EXERCISE OBJECTIVE →
Every line with the string "result" should be gathered.

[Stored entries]
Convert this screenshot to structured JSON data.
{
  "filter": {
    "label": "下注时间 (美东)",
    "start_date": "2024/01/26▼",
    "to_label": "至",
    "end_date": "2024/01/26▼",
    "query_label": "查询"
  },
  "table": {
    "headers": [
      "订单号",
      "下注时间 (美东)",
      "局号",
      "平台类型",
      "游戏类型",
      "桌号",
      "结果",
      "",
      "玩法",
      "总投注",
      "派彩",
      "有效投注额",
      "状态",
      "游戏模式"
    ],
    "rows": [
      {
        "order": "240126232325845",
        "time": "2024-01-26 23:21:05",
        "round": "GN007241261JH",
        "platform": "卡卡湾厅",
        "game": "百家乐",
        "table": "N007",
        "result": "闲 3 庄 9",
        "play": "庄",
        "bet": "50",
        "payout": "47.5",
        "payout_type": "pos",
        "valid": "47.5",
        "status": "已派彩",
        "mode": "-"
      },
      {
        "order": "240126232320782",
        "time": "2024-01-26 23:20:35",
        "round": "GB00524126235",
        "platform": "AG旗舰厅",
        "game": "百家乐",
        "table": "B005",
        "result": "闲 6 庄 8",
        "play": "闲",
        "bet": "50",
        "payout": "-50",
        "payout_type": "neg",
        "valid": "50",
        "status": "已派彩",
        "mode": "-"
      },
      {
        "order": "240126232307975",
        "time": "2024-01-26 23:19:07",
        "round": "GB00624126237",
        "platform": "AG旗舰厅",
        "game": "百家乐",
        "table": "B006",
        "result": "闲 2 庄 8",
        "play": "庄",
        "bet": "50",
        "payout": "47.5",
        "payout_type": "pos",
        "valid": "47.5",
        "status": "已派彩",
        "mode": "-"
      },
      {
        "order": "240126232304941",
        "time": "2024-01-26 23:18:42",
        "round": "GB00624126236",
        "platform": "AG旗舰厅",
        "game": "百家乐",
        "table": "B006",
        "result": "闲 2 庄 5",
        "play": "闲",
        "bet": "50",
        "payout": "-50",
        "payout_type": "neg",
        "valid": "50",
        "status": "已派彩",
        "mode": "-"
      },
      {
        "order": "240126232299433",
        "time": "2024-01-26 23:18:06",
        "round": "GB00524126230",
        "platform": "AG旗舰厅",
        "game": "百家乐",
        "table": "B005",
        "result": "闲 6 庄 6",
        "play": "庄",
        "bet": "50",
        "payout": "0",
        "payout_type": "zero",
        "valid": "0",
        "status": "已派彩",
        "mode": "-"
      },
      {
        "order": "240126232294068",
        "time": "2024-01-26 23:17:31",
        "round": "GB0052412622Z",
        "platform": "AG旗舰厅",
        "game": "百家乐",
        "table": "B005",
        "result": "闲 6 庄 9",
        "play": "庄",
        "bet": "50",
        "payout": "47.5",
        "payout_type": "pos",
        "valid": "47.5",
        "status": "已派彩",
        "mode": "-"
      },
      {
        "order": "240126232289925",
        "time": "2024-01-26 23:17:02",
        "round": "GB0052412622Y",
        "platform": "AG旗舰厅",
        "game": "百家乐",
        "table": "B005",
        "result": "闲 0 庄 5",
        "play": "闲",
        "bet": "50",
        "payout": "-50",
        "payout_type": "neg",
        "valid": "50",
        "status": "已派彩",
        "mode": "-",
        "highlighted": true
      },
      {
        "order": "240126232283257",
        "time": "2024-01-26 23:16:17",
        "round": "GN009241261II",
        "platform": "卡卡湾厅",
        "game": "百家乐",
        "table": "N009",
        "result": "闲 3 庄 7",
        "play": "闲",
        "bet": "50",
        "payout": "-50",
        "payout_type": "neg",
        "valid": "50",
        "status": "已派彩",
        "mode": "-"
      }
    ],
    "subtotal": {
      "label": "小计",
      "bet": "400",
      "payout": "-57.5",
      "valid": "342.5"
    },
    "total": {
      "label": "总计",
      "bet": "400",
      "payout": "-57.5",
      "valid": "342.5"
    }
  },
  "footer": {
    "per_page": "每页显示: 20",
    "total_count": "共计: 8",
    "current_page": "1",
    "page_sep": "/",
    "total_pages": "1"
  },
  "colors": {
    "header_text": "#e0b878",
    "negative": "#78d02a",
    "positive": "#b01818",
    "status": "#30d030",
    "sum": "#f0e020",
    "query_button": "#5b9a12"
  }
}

==

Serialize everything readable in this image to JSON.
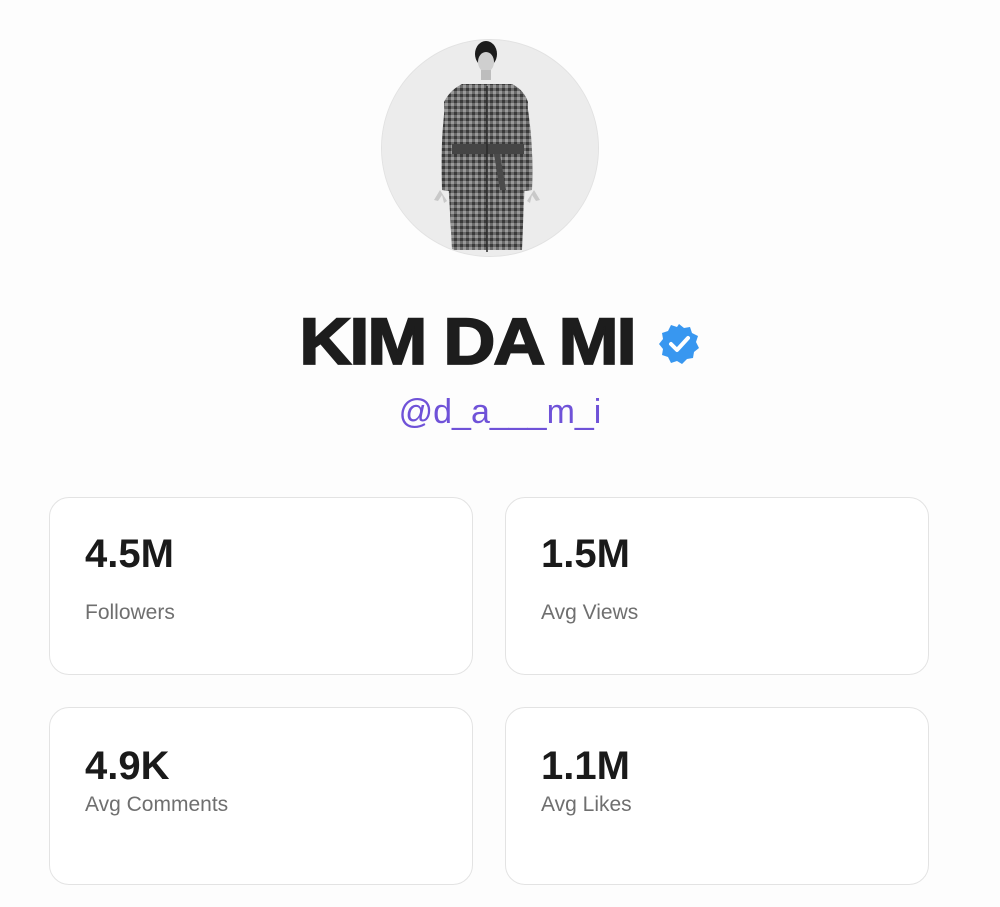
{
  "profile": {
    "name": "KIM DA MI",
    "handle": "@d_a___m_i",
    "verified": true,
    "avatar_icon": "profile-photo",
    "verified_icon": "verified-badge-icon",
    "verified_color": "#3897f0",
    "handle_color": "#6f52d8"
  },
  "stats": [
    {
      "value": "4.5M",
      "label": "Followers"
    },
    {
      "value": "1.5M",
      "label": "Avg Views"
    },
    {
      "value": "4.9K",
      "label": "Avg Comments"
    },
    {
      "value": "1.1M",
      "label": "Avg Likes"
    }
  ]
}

EXERCISE ANSWER →
        "result": "闲 3 庄 9",
        "result": "闲 6 庄 8",
        "result": "闲 2 庄 8",
        "result": "闲 2 庄 5",
        "result": "闲 6 庄 6",
        "result": "闲 6 庄 9",
        "result": "闲 0 庄 5",
        "result": "闲 3 庄 7",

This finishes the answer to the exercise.